▶ _Your instructions_
How many lines of these entries hold the string "erosions"? Reply with the number alone.
[Start of section]
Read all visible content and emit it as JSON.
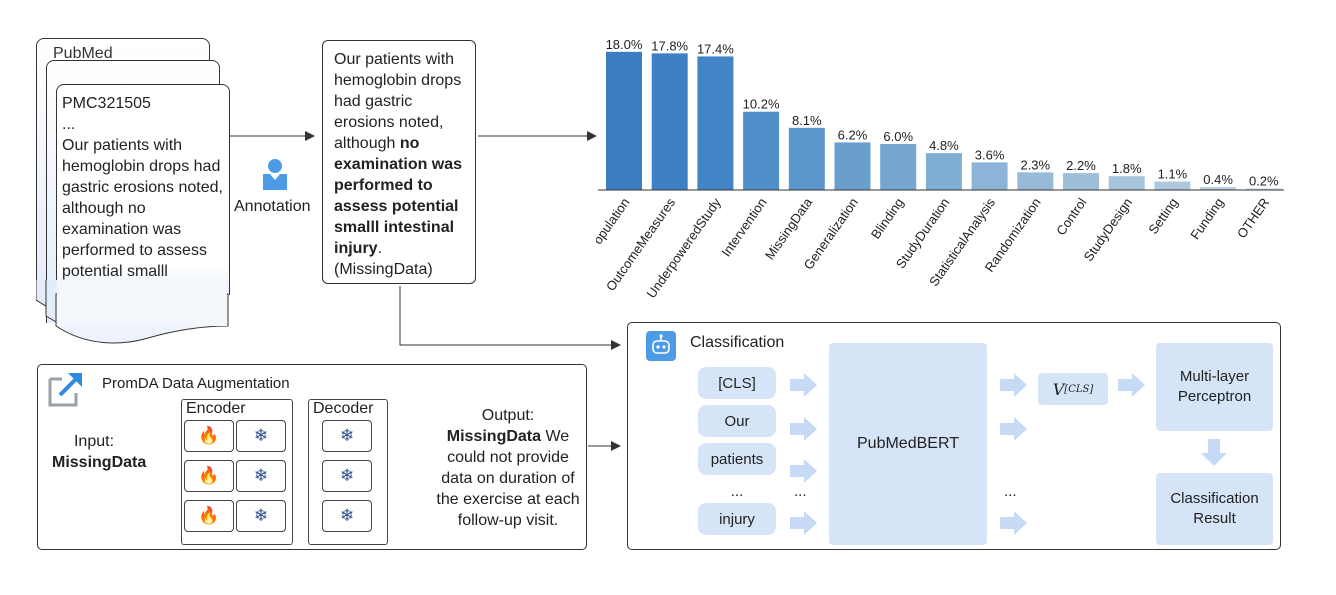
{
  "pubmed": {
    "title": "PubMed",
    "doc_id": "PMC321505",
    "ellipsis": "...",
    "excerpt": "Our patients with hemoglobin drops had gastric erosions noted, although no examination was performed to assess potential smalll intestinal injury."
  },
  "annotation": {
    "label": "Annotation",
    "icon": "person-icon",
    "box": {
      "normal": "Our patients with hemoglobin drops had gastric erosions noted, although",
      "bold": "no examination was performed to assess potential smalll intestinal injury",
      "end": ".",
      "tag": "(MissingData)"
    }
  },
  "chart_data": {
    "type": "bar",
    "categories": [
      "Population",
      "OutcomeMeasures",
      "UnderpoweredStudy",
      "Intervention",
      "MissingData",
      "Generalization",
      "Blinding",
      "StudyDuration",
      "StatisticalAnalysis",
      "Randomization",
      "Control",
      "StudyDesign",
      "Setting",
      "Funding",
      "OTHER"
    ],
    "values": [
      18.0,
      17.8,
      17.4,
      10.2,
      8.1,
      6.2,
      6.0,
      4.8,
      3.6,
      2.3,
      2.2,
      1.8,
      1.1,
      0.4,
      0.2
    ],
    "value_labels": [
      "18.0%",
      "17.8%",
      "17.4%",
      "10.2%",
      "8.1%",
      "6.2%",
      "6.0%",
      "4.8%",
      "3.6%",
      "2.3%",
      "2.2%",
      "1.8%",
      "1.1%",
      "0.4%",
      "0.2%"
    ],
    "colors": [
      "#3a7dc2",
      "#3d80c4",
      "#4285c6",
      "#4f8fca",
      "#5a96cc",
      "#6a9fcd",
      "#75a6cf",
      "#81aed3",
      "#8cb4d6",
      "#96bad8",
      "#9ebfda",
      "#a6c4dc",
      "#afc8dd",
      "#b8cddf",
      "#c0d2e1"
    ],
    "ylim": [
      0,
      18.5
    ]
  },
  "promda": {
    "title": "PromDA Data Augmentation",
    "encoder": "Encoder",
    "decoder": "Decoder",
    "input_label": "Input:",
    "input_value": "MissingData",
    "output_label": "Output:",
    "output_bold": "MissingData",
    "output_text": "We could not provide data on duration of the exercise at each follow-up visit.",
    "fire_glyph": "🔥",
    "snow_glyph": "❄"
  },
  "classification": {
    "title": "Classification",
    "tokens": [
      "[CLS]",
      "Our",
      "patients",
      "...",
      "injury"
    ],
    "ellipsis": "...",
    "model": "PubMedBERT",
    "vector": "V",
    "vector_sub": "[CLS]",
    "mlp": "Multi-layer Perceptron",
    "result": "Classification Result"
  }
}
[End of section]
▶ _Task answer_
2